*Problem to work on*: Go through the entries below and retype them exactly, omitting each picture.

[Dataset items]

-- BEGIN --

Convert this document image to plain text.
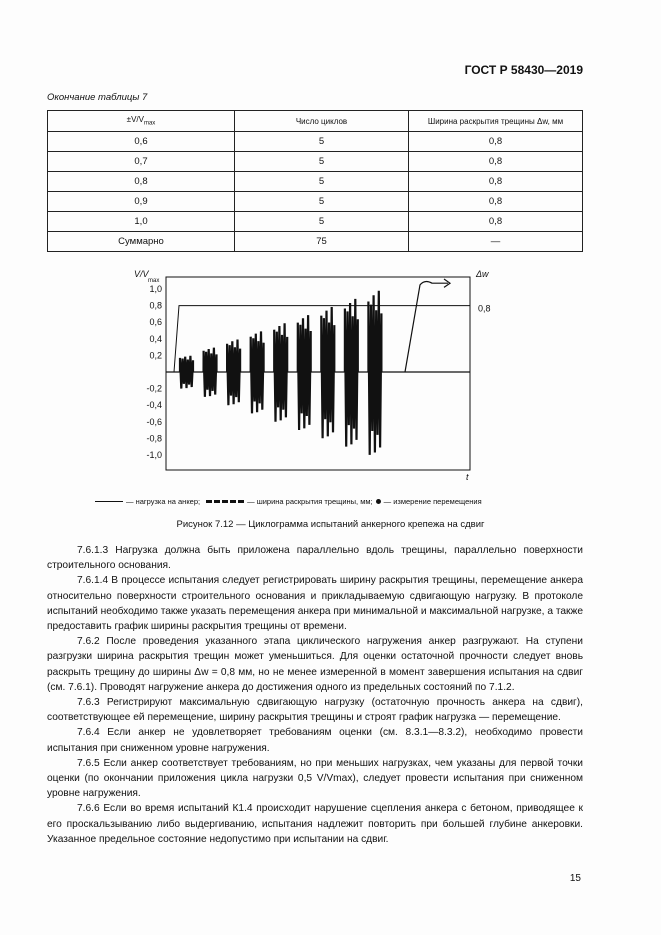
ГОСТ Р 58430—2019
Окончание таблицы 7
$\pm V/V_{max}$	Число циклов	Ширина раскрытия трещины Δw, мм
0,6	5	0,8
0,7	5	0,8
0,8	5	0,8
0,9	5	0,8
1,0	5	0,8
Суммарно	75	—
1,0
0,8
0,6
0,4
0,2
-0,2
-0,4
-0,6
-0,8
-1,0
V/V
max
Δw
0,8
t
— нагрузка на анкер;	— ширина раскрытия трещины, мм; — измерение перемещения
Рисунок 7.12 — Циклограмма испытаний анкерного крепежа на сдвиг

7.6.1.3 Нагрузка должна быть приложена параллельно вдоль трещины, параллельно поверхности строительного основания.

7.6.1.4 В процессе испытания следует регистрировать ширину раскрытия трещины, перемещение анкера относительно поверхности строительного основания и прикладываемую сдвигающую нагрузку. В протоколе испытаний необходимо также указать перемещения анкера при минимальной и максимальной нагрузке, а также предоставить график ширины раскрытия трещины от времени.

7.6.2 После проведения указанного этапа циклического нагружения анкер разгружают. На ступени разгрузки ширина раскрытия трещин может уменьшиться. Для оценки остаточной прочности следует вновь раскрыть трещину до ширины Δw = 0,8 мм, но не менее измеренной в момент завершения испытания на сдвиг (см. 7.6.1). Проводят нагружение анкера до достижения одного из предельных состояний по 7.1.2.

7.6.3 Регистрируют максимальную сдвигающую нагрузку (остаточную прочность анкера на сдвиг), соответствующее ей перемещение, ширину раскрытия трещины и строят график нагрузка — перемещение.

7.6.4 Если анкер не удовлетворяет требованиям оценки (см. 8.3.1—8.3.2), необходимо провести испытания при сниженном уровне нагружения.

7.6.5 Если анкер соответствует требованиям, но при меньших нагрузках, чем указаны для первой точки оценки (по окончании приложения цикла нагрузки 0,5 V/Vmax), следует провести испытания при сниженном уровне нагружения.

7.6.6 Если во время испытаний К1.4 происходит нарушение сцепления анкера с бетоном, приводящее к его проскальзыванию либо выдергиванию, испытания надлежит повторить при большей глубине анкеровки. Указанное предельное состояние недопустимо при испытании на сдвиг.

15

-- END --

*Answer to this task*:
Convert this document image to plain text.
ГОСТ Р 58430—2019
Окончание таблицы 7
$\pm V/V_{max}$	Число циклов	Ширина раскрытия трещины Δw, мм
0,6	5	0,8
0,7	5	0,8
0,8	5	0,8
0,9	5	0,8
1,0	5	0,8
Суммарно	75	—
1,0
0,8
0,6
0,4
0,2
-0,2
-0,4
-0,6
-0,8
-1,0
V/V
max
Δw
0,8
t
— нагрузка на анкер;	— ширина раскрытия трещины, мм; — измерение перемещения
Рисунок 7.12 — Циклограмма испытаний анкерного крепежа на сдвиг

7.6.1.3 Нагрузка должна быть приложена параллельно вдоль трещины, параллельно поверхности строительного основания.

7.6.1.4 В процессе испытания следует регистрировать ширину раскрытия трещины, перемещение анкера относительно поверхности строительного основания и прикладываемую сдвигающую нагрузку. В протоколе испытаний необходимо также указать перемещения анкера при минимальной и максимальной нагрузке, а также предоставить график ширины раскрытия трещины от времени.

7.6.2 После проведения указанного этапа циклического нагружения анкер разгружают. На ступени разгрузки ширина раскрытия трещин может уменьшиться. Для оценки остаточной прочности следует вновь раскрыть трещину до ширины Δw = 0,8 мм, но не менее измеренной в момент завершения испытания на сдвиг (см. 7.6.1). Проводят нагружение анкера до достижения одного из предельных состояний по 7.1.2.

7.6.3 Регистрируют максимальную сдвигающую нагрузку (остаточную прочность анкера на сдвиг), соответствующее ей перемещение, ширину раскрытия трещины и строят график нагрузка — перемещение.

7.6.4 Если анкер не удовлетворяет требованиям оценки (см. 8.3.1—8.3.2), необходимо провести испытания при сниженном уровне нагружения.

7.6.5 Если анкер соответствует требованиям, но при меньших нагрузках, чем указаны для первой точки оценки (по окончании приложения цикла нагрузки 0,5 V/Vmax), следует провести испытания при сниженном уровне нагружения.

7.6.6 Если во время испытаний К1.4 происходит нарушение сцепления анкера с бетоном, приводящее к его проскальзыванию либо выдергиванию, испытания надлежит повторить при большей глубине анкеровки. Указанное предельное состояние недопустимо при испытании на сдвиг.

15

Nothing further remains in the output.